The records:
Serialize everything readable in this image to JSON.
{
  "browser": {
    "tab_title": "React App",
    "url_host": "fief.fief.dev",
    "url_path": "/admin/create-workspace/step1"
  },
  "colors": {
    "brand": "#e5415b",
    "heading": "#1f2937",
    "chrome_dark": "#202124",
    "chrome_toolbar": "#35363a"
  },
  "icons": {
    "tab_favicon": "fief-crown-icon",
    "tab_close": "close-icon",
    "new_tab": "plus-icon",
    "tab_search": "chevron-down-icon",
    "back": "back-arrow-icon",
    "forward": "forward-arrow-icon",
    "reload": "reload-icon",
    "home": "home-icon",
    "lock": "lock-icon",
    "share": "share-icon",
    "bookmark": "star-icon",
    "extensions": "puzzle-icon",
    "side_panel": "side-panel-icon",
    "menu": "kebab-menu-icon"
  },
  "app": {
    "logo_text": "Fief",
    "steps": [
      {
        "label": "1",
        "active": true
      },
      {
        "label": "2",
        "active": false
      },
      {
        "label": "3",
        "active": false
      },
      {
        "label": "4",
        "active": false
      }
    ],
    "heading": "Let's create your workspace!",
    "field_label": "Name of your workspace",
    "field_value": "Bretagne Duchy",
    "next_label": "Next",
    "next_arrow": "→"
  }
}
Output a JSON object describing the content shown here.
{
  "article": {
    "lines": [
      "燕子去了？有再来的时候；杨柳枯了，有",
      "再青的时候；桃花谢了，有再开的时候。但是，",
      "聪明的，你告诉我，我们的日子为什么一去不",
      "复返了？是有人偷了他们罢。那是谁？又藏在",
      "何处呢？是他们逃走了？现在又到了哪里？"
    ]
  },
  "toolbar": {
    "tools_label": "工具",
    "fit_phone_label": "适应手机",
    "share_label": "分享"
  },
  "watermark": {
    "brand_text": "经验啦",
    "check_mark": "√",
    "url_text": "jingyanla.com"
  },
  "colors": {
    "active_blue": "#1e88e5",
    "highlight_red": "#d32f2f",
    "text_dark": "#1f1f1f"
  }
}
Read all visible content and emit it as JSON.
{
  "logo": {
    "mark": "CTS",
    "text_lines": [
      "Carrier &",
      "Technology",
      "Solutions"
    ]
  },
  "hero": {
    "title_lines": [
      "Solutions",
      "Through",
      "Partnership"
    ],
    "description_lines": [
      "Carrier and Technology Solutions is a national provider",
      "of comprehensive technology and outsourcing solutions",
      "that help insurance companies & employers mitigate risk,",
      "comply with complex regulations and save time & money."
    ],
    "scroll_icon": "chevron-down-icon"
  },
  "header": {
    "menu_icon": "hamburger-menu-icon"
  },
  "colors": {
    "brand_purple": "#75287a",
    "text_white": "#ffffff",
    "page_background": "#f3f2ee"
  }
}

Your task: Transcribe every entry exactly.

Answer for the task:
Serialize everything readable in this image to JSON.
{
  "browser": {
    "tab_title": "React App",
    "url_host": "fief.fief.dev",
    "url_path": "/admin/create-workspace/step1"
  },
  "colors": {
    "brand": "#e5415b",
    "heading": "#1f2937",
    "chrome_dark": "#202124",
    "chrome_toolbar": "#35363a"
  },
  "icons": {
    "tab_favicon": "fief-crown-icon",
    "tab_close": "close-icon",
    "new_tab": "plus-icon",
    "tab_search": "chevron-down-icon",
    "back": "back-arrow-icon",
    "forward": "forward-arrow-icon",
    "reload": "reload-icon",
    "home": "home-icon",
    "lock": "lock-icon",
    "share": "share-icon",
    "bookmark": "star-icon",
    "extensions": "puzzle-icon",
    "side_panel": "side-panel-icon",
    "menu": "kebab-menu-icon"
  },
  "app": {
    "logo_text": "Fief",
    "steps": [
      {
        "label": "1",
        "active": true
      },
      {
        "label": "2",
        "active": false
      },
      {
        "label": "3",
        "active": false
      },
      {
        "label": "4",
        "active": false
      }
    ],
    "heading": "Let's create your workspace!",
    "field_label": "Name of your workspace",
    "field_value": "Bretagne Duchy",
    "next_label": "Next",
    "next_arrow": "→"
  }
}
Output a JSON object describing the content shown here.
{
  "article": {
    "lines": [
      "燕子去了？有再来的时候；杨柳枯了，有",
      "再青的时候；桃花谢了，有再开的时候。但是，",
      "聪明的，你告诉我，我们的日子为什么一去不",
      "复返了？是有人偷了他们罢。那是谁？又藏在",
      "何处呢？是他们逃走了？现在又到了哪里？"
    ]
  },
  "toolbar": {
    "tools_label": "工具",
    "fit_phone_label": "适应手机",
    "share_label": "分享"
  },
  "watermark": {
    "brand_text": "经验啦",
    "check_mark": "√",
    "url_text": "jingyanla.com"
  },
  "colors": {
    "active_blue": "#1e88e5",
    "highlight_red": "#d32f2f",
    "text_dark": "#1f1f1f"
  }
}
Read all visible content and emit it as JSON.
{
  "logo": {
    "mark": "CTS",
    "text_lines": [
      "Carrier &",
      "Technology",
      "Solutions"
    ]
  },
  "hero": {
    "title_lines": [
      "Solutions",
      "Through",
      "Partnership"
    ],
    "description_lines": [
      "Carrier and Technology Solutions is a national provider",
      "of comprehensive technology and outsourcing solutions",
      "that help insurance companies & employers mitigate risk,",
      "comply with complex regulations and save time & money."
    ],
    "scroll_icon": "chevron-down-icon"
  },
  "header": {
    "menu_icon": "hamburger-menu-icon"
  },
  "colors": {
    "brand_purple": "#75287a",
    "text_white": "#ffffff",
    "page_background": "#f3f2ee"
  }
}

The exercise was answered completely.